Do this:
From the listing below, extract every line in which the word "were" appears.

════════

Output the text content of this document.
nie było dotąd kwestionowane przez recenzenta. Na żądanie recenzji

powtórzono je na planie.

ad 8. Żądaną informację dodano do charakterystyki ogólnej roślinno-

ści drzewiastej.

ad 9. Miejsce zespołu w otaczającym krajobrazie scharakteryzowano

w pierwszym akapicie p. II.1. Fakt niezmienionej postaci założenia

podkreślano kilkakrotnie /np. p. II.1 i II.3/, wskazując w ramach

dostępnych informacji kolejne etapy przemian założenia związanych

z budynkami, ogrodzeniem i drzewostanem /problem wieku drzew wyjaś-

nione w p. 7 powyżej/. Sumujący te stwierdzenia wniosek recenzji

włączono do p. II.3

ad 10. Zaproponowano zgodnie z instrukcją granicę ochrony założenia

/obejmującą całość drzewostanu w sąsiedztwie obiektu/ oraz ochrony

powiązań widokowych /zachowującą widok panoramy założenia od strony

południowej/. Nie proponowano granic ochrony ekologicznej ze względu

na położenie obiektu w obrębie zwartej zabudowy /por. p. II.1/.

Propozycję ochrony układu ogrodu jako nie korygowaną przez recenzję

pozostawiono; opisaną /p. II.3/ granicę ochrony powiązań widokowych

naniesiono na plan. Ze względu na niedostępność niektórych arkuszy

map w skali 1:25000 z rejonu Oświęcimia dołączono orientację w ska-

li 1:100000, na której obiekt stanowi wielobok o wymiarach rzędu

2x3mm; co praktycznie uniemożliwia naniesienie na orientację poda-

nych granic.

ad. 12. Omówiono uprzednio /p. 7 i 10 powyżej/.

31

════════

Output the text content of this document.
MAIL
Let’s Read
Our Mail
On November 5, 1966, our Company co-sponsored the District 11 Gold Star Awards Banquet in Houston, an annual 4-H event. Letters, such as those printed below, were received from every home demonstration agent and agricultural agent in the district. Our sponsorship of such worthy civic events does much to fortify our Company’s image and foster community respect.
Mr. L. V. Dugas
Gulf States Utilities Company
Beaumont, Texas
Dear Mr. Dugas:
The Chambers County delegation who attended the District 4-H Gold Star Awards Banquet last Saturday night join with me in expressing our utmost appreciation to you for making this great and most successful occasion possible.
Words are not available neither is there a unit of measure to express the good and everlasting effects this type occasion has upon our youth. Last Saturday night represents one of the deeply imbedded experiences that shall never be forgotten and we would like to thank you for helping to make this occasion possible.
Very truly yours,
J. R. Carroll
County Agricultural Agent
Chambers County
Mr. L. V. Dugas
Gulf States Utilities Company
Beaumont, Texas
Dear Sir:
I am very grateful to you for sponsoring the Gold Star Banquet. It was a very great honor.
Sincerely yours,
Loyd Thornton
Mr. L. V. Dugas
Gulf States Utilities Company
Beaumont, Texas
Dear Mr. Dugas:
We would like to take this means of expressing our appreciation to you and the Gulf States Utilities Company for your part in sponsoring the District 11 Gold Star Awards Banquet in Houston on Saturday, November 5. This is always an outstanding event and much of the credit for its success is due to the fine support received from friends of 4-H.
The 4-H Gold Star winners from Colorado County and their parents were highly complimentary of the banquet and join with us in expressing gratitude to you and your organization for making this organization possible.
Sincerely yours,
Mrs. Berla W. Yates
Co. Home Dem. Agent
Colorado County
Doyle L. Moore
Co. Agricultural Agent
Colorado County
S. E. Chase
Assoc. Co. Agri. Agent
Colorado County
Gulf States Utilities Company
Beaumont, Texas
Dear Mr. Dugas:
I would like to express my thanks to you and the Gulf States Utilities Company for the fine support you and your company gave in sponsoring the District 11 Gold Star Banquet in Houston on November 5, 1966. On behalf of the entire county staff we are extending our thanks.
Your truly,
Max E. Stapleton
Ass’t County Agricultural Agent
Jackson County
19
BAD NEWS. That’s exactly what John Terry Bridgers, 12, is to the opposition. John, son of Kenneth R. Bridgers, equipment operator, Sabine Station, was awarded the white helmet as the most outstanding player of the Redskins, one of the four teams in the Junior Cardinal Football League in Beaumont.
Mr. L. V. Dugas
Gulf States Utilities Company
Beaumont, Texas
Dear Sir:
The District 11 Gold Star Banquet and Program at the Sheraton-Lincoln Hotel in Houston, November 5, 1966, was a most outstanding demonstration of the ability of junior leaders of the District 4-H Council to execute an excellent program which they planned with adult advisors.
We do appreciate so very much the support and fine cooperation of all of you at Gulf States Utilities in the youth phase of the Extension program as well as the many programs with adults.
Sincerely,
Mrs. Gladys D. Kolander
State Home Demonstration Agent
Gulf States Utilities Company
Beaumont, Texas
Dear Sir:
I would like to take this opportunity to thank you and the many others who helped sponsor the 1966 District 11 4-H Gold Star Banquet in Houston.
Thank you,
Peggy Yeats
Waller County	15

════════

Written answer:
On November 5, 1966, our Company co-sponsored the District 11 Gold Star Awards Banquet in Houston, an annual 4-H event. Letters, such as those printed below, were received from every home demonstration agent and agricultural agent in the district. Our sponsorship of such worthy civic events does much to fortify our Company’s image and foster community respect.
The 4-H Gold Star winners from Colorado County and their parents were highly complimentary of the banquet and join with us in expressing gratitude to you and your organization for making this organization possible.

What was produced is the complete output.